Goal of the exercise — Below are records; state how many of their lines hold the word "antiCRP", and give only the figure.

************

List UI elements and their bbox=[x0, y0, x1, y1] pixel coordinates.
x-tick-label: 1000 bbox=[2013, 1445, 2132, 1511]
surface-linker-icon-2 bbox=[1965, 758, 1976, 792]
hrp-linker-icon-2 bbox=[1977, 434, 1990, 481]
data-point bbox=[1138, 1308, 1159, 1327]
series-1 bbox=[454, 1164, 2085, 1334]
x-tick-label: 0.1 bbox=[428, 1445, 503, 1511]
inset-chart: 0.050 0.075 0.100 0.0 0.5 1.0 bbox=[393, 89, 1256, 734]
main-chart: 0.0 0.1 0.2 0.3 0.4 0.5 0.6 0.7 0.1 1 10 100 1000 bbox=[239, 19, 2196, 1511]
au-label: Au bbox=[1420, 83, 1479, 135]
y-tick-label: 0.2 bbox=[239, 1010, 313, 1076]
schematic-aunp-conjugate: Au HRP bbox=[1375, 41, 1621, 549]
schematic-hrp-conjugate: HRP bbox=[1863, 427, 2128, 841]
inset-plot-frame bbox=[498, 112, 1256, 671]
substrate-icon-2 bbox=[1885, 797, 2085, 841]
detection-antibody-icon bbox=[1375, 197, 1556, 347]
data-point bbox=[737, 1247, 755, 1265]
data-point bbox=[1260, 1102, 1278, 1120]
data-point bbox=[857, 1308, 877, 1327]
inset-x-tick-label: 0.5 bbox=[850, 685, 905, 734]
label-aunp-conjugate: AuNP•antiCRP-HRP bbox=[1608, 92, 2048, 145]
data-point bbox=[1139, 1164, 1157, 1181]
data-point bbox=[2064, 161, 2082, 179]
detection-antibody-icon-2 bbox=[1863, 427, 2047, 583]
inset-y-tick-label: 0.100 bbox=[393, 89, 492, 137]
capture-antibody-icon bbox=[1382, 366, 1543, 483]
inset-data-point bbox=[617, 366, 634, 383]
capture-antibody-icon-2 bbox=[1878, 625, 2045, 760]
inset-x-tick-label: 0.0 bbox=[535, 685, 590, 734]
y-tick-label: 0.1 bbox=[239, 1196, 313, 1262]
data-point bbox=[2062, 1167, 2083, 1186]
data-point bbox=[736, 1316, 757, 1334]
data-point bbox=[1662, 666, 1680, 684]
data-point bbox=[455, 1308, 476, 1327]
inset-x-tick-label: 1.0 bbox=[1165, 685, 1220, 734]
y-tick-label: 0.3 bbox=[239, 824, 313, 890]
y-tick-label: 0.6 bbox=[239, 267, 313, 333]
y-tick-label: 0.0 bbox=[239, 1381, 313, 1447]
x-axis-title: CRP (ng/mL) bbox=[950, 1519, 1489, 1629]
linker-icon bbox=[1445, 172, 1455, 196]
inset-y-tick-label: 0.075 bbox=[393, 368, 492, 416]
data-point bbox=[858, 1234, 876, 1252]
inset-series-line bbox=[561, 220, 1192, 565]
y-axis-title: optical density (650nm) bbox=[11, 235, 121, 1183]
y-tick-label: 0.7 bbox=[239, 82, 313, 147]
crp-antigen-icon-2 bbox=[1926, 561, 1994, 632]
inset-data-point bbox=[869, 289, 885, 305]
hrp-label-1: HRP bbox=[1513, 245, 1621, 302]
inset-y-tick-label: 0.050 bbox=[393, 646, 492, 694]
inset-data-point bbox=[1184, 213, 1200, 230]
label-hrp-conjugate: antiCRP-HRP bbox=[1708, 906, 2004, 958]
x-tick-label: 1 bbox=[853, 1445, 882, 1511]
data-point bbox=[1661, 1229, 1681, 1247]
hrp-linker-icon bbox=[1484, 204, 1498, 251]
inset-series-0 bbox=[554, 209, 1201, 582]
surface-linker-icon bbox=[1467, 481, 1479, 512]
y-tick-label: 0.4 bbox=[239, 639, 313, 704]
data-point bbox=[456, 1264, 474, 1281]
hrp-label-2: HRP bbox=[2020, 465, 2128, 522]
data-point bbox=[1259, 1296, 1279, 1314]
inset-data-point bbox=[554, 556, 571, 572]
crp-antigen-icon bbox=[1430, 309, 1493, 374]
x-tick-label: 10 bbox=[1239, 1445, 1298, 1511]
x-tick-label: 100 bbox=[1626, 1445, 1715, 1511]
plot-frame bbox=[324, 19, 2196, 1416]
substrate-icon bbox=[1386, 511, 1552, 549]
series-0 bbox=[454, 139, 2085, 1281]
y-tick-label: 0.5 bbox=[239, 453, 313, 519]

************

Answer to this exercise — 2